• WRITTEN TASK
Could you print all the entries exactly?

• RECORDS SUPPLIED
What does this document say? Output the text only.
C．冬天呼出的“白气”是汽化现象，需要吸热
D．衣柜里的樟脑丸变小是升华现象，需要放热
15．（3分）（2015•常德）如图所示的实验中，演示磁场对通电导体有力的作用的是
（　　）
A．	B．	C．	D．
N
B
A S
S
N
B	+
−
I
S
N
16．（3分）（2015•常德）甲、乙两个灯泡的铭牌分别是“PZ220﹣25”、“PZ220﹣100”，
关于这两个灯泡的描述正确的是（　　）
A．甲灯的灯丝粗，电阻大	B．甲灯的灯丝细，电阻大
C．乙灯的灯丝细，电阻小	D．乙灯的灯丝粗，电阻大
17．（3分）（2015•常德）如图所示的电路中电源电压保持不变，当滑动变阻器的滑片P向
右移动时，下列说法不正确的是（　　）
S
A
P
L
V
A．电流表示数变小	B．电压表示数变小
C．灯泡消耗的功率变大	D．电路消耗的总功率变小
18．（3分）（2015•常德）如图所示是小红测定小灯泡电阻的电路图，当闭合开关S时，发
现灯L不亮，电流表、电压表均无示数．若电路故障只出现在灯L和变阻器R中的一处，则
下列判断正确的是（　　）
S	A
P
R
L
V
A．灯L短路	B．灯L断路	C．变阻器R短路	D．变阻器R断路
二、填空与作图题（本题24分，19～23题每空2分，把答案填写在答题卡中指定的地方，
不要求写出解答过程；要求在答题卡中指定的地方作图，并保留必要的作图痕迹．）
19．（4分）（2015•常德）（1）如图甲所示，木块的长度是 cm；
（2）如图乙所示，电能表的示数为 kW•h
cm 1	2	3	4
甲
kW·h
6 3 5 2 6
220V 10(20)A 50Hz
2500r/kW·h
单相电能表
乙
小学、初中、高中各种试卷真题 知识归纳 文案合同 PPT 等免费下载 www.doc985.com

• WORKED SOLUTION
What does this document say? Output the text only.
C．冬天呼出的“白气”是汽化现象，需要吸热
D．衣柜里的樟脑丸变小是升华现象，需要放热
15．（3分）（2015•常德）如图所示的实验中，演示磁场对通电导体有力的作用的是
（　　）
A．	B．	C．	D．
N
B
A S
S
N
B	+
−
I
S
N
16．（3分）（2015•常德）甲、乙两个灯泡的铭牌分别是“PZ220﹣25”、“PZ220﹣100”，
关于这两个灯泡的描述正确的是（　　）
A．甲灯的灯丝粗，电阻大	B．甲灯的灯丝细，电阻大
C．乙灯的灯丝细，电阻小	D．乙灯的灯丝粗，电阻大
17．（3分）（2015•常德）如图所示的电路中电源电压保持不变，当滑动变阻器的滑片P向
右移动时，下列说法不正确的是（　　）
S
A
P
L
V
A．电流表示数变小	B．电压表示数变小
C．灯泡消耗的功率变大	D．电路消耗的总功率变小
18．（3分）（2015•常德）如图所示是小红测定小灯泡电阻的电路图，当闭合开关S时，发
现灯L不亮，电流表、电压表均无示数．若电路故障只出现在灯L和变阻器R中的一处，则
下列判断正确的是（　　）
S	A
P
R
L
V
A．灯L短路	B．灯L断路	C．变阻器R短路	D．变阻器R断路
二、填空与作图题（本题24分，19～23题每空2分，把答案填写在答题卡中指定的地方，
不要求写出解答过程；要求在答题卡中指定的地方作图，并保留必要的作图痕迹．）
19．（4分）（2015•常德）（1）如图甲所示，木块的长度是 cm；
（2）如图乙所示，电能表的示数为 kW•h
cm 1	2	3	4
甲
kW·h
6 3 5 2 6
220V 10(20)A 50Hz
2500r/kW·h
单相电能表
乙
小学、初中、高中各种试卷真题 知识归纳 文案合同 PPT 等免费下载 www.doc985.com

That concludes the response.